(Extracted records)
_ _ _

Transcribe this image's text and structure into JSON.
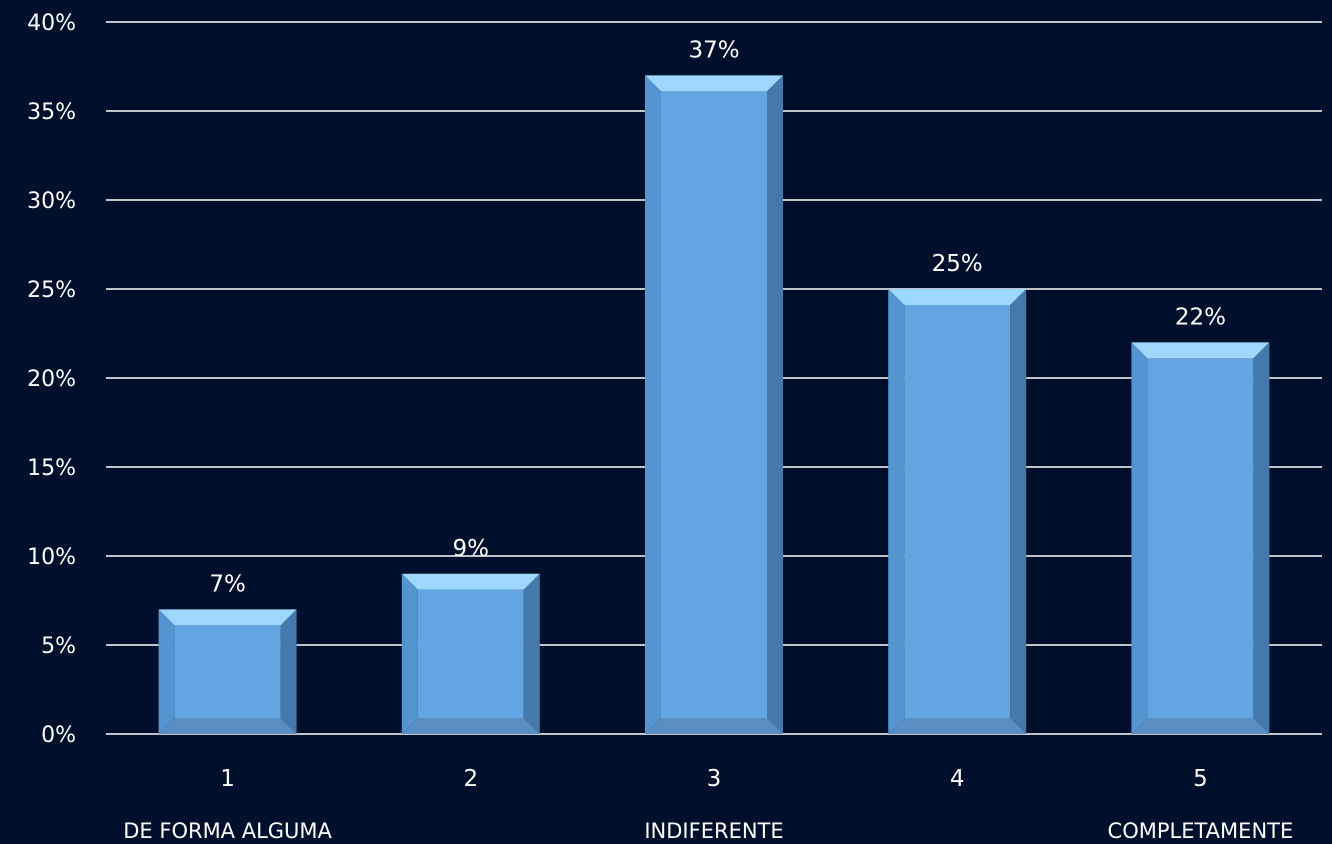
{
  "chart_data": {
    "type": "bar",
    "categories": [
      "1",
      "2",
      "3",
      "4",
      "5"
    ],
    "values": [
      7,
      9,
      37,
      25,
      22
    ],
    "data_labels": [
      "7%",
      "9%",
      "37%",
      "25%",
      "22%"
    ],
    "ylim": [
      0,
      40
    ],
    "yticks": [
      "0%",
      "5%",
      "10%",
      "15%",
      "20%",
      "25%",
      "30%",
      "35%",
      "40%"
    ],
    "scale_anchors": [
      {
        "text": "DE FORMA ALGUMA",
        "category": "1"
      },
      {
        "text": "INDIFERENTE",
        "category": "3"
      },
      {
        "text": "COMPLETAMENTE",
        "category": "5"
      }
    ],
    "grid": true,
    "legend": "none",
    "colors": {
      "background": "#000f2b",
      "bar_face": "#63a5e1",
      "bar_top": "#9ed7fc",
      "bar_left": "#5394d1",
      "bar_right": "#4679ab",
      "bar_bottom": "#5a8ec2",
      "gridline": "#ffffff",
      "text": "#ffffff"
    }
  }
}
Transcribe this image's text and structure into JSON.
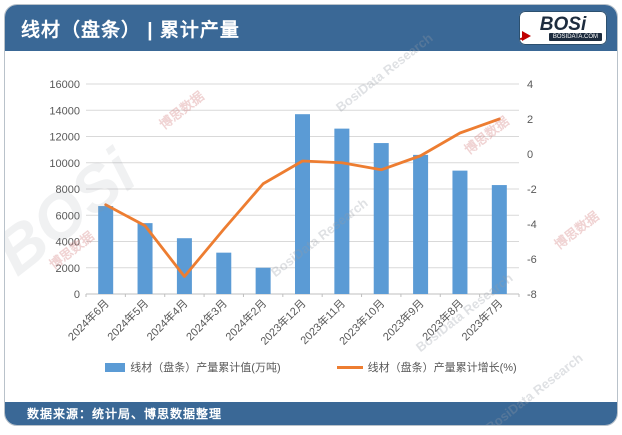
{
  "header": {
    "title": "线材（盘条） | 累计产量",
    "logo": {
      "text": "BOSi",
      "subtext": "BOSIDATA.COM"
    }
  },
  "footer": {
    "source": "数据来源：统计局、博思数据整理"
  },
  "watermark": {
    "cn": "博思数据",
    "en": "BosiData Research",
    "logo": "BOSi"
  },
  "colors": {
    "header_blue": "#3a6896",
    "bar_blue": "#5b9bd5",
    "line_orange": "#ed7d31",
    "axis_text": "#595959",
    "gridline": "#d9d9d9",
    "logo_red": "#c00000",
    "logo_navy": "#1d2c3e"
  },
  "chart_data": {
    "type": "bar",
    "title": "线材（盘条） | 累计产量",
    "categories": [
      "2024年6月",
      "2024年5月",
      "2024年4月",
      "2024年3月",
      "2024年2月",
      "2023年12月",
      "2023年11月",
      "2023年10月",
      "2023年9月",
      "2023年8月",
      "2023年7月"
    ],
    "series": [
      {
        "name": "线材（盘条）产量累计值(万吨)",
        "type": "bar",
        "axis": "left",
        "color": "#5b9bd5",
        "values": [
          6700,
          5400,
          4250,
          3150,
          2000,
          13700,
          12600,
          11500,
          10600,
          9400,
          8300
        ]
      },
      {
        "name": "线材（盘条）产量累计增长(%)",
        "type": "line",
        "axis": "right",
        "color": "#ed7d31",
        "values": [
          -2.9,
          -4.1,
          -7.0,
          -4.3,
          -1.7,
          -0.4,
          -0.5,
          -0.9,
          -0.1,
          1.2,
          2.0
        ]
      }
    ],
    "left_axis": {
      "min": 0,
      "max": 16000,
      "step": 2000,
      "ticks": [
        "0",
        "2000",
        "4000",
        "6000",
        "8000",
        "10000",
        "12000",
        "14000",
        "16000"
      ]
    },
    "right_axis": {
      "min": -8,
      "max": 4,
      "step": 2,
      "ticks": [
        "-8",
        "-6",
        "-4",
        "-2",
        "0",
        "2",
        "4"
      ]
    },
    "grid": true,
    "legend_position": "bottom",
    "xlabel": "",
    "ylabel": ""
  }
}
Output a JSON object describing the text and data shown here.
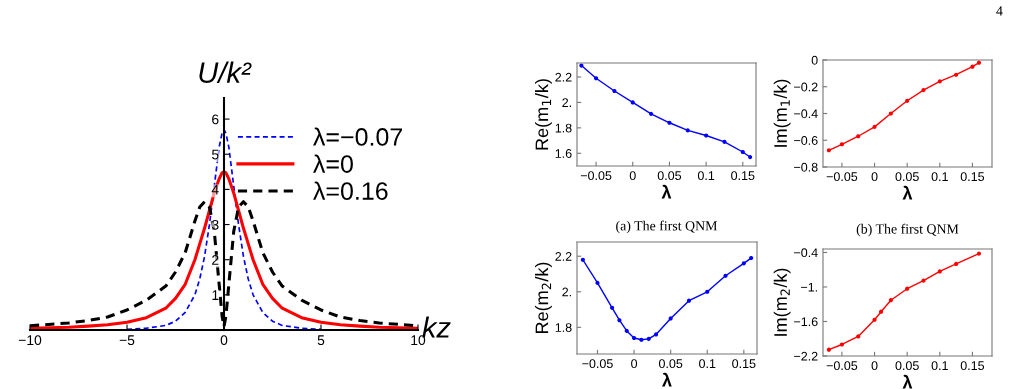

_ _ _

Requirement: Take the listing above and restate it word for word, without its pictures.

Reply:
Transcribe this image's text and structure into JSON.
{
  "chart_data": {
    "type": "bar",
    "categories": [
      "1",
      "2",
      "3",
      "4",
      "5"
    ],
    "values": [
      7,
      9,
      37,
      25,
      22
    ],
    "data_labels": [
      "7%",
      "9%",
      "37%",
      "25%",
      "22%"
    ],
    "ylim": [
      0,
      40
    ],
    "yticks": [
      "0%",
      "5%",
      "10%",
      "15%",
      "20%",
      "25%",
      "30%",
      "35%",
      "40%"
    ],
    "scale_anchors": [
      {
        "text": "DE FORMA ALGUMA",
        "category": "1"
      },
      {
        "text": "INDIFERENTE",
        "category": "3"
      },
      {
        "text": "COMPLETAMENTE",
        "category": "5"
      }
    ],
    "grid": true,
    "legend": "none",
    "colors": {
      "background": "#000f2b",
      "bar_face": "#63a5e1",
      "bar_top": "#9ed7fc",
      "bar_left": "#5394d1",
      "bar_right": "#4679ab",
      "bar_bottom": "#5a8ec2",
      "gridline": "#ffffff",
      "text": "#ffffff"
    }
  }
}
Transcribe this image's text and structure into JSON.
{
  "header": {
    "title": "线材（盘条） | 累计产量",
    "logo": {
      "text": "BOSi",
      "subtext": "BOSIDATA.COM"
    }
  },
  "footer": {
    "source": "数据来源：统计局、博思数据整理"
  },
  "watermark": {
    "cn": "博思数据",
    "en": "BosiData Research",
    "logo": "BOSi"
  },
  "colors": {
    "header_blue": "#3a6896",
    "bar_blue": "#5b9bd5",
    "line_orange": "#ed7d31",
    "axis_text": "#595959",
    "gridline": "#d9d9d9",
    "logo_red": "#c00000",
    "logo_navy": "#1d2c3e"
  },
  "chart_data": {
    "type": "bar",
    "title": "线材（盘条） | 累计产量",
    "categories": [
      "2024年6月",
      "2024年5月",
      "2024年4月",
      "2024年3月",
      "2024年2月",
      "2023年12月",
      "2023年11月",
      "2023年10月",
      "2023年9月",
      "2023年8月",
      "2023年7月"
    ],
    "series": [
      {
        "name": "线材（盘条）产量累计值(万吨)",
        "type": "bar",
        "axis": "left",
        "color": "#5b9bd5",
        "values": [
          6700,
          5400,
          4250,
          3150,
          2000,
          13700,
          12600,
          11500,
          10600,
          9400,
          8300
        ]
      },
      {
        "name": "线材（盘条）产量累计增长(%)",
        "type": "line",
        "axis": "right",
        "color": "#ed7d31",
        "values": [
          -2.9,
          -4.1,
          -7.0,
          -4.3,
          -1.7,
          -0.4,
          -0.5,
          -0.9,
          -0.1,
          1.2,
          2.0
        ]
      }
    ],
    "left_axis": {
      "min": 0,
      "max": 16000,
      "step": 2000,
      "ticks": [
        "0",
        "2000",
        "4000",
        "6000",
        "8000",
        "10000",
        "12000",
        "14000",
        "16000"
      ]
    },
    "right_axis": {
      "min": -8,
      "max": 4,
      "step": 2,
      "ticks": [
        "-8",
        "-6",
        "-4",
        "-2",
        "0",
        "2",
        "4"
      ]
    },
    "grid": true,
    "legend_position": "bottom",
    "xlabel": "",
    "ylabel": ""
  }
}
Output a JSON object describing the text and data shown here.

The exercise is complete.